(Stored dataset items)
━━━━━━━━━━━━━━━━

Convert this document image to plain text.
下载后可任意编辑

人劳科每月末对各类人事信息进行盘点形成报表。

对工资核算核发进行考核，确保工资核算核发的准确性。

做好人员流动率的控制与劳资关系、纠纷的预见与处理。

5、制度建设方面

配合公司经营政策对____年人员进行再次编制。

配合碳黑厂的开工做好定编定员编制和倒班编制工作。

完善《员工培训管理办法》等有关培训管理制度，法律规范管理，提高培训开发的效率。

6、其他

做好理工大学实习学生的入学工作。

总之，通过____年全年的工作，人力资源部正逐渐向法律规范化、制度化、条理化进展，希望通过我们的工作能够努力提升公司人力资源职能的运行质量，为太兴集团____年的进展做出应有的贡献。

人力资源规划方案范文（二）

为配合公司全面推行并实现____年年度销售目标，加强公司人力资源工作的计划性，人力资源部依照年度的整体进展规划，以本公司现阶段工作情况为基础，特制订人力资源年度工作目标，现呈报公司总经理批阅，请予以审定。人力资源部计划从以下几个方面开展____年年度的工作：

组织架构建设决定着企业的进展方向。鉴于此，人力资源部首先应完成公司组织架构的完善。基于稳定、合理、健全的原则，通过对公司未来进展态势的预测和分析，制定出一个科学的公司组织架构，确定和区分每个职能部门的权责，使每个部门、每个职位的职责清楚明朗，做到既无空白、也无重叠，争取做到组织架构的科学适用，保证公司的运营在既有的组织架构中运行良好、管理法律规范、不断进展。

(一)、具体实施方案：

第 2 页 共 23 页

━━━━━━━━━━━━━━━━

◆ **REQUEST**:
Return all of the entries exactly as they were supplied.

◆ **COMPLETED EXERCISE**:
Convert this document image to plain text.
下载后可任意编辑

人劳科每月末对各类人事信息进行盘点形成报表。

对工资核算核发进行考核，确保工资核算核发的准确性。

做好人员流动率的控制与劳资关系、纠纷的预见与处理。

5、制度建设方面

配合公司经营政策对____年人员进行再次编制。

配合碳黑厂的开工做好定编定员编制和倒班编制工作。

完善《员工培训管理办法》等有关培训管理制度，法律规范管理，提高培训开发的效率。

6、其他

做好理工大学实习学生的入学工作。

总之，通过____年全年的工作，人力资源部正逐渐向法律规范化、制度化、条理化进展，希望通过我们的工作能够努力提升公司人力资源职能的运行质量，为太兴集团____年的进展做出应有的贡献。

人力资源规划方案范文（二）

为配合公司全面推行并实现____年年度销售目标，加强公司人力资源工作的计划性，人力资源部依照年度的整体进展规划，以本公司现阶段工作情况为基础，特制订人力资源年度工作目标，现呈报公司总经理批阅，请予以审定。人力资源部计划从以下几个方面开展____年年度的工作：

组织架构建设决定着企业的进展方向。鉴于此，人力资源部首先应完成公司组织架构的完善。基于稳定、合理、健全的原则，通过对公司未来进展态势的预测和分析，制定出一个科学的公司组织架构，确定和区分每个职能部门的权责，使每个部门、每个职位的职责清楚明朗，做到既无空白、也无重叠，争取做到组织架构的科学适用，保证公司的运营在既有的组织架构中运行良好、管理法律规范、不断进展。

(一)、具体实施方案：

第 2 页 共 23 页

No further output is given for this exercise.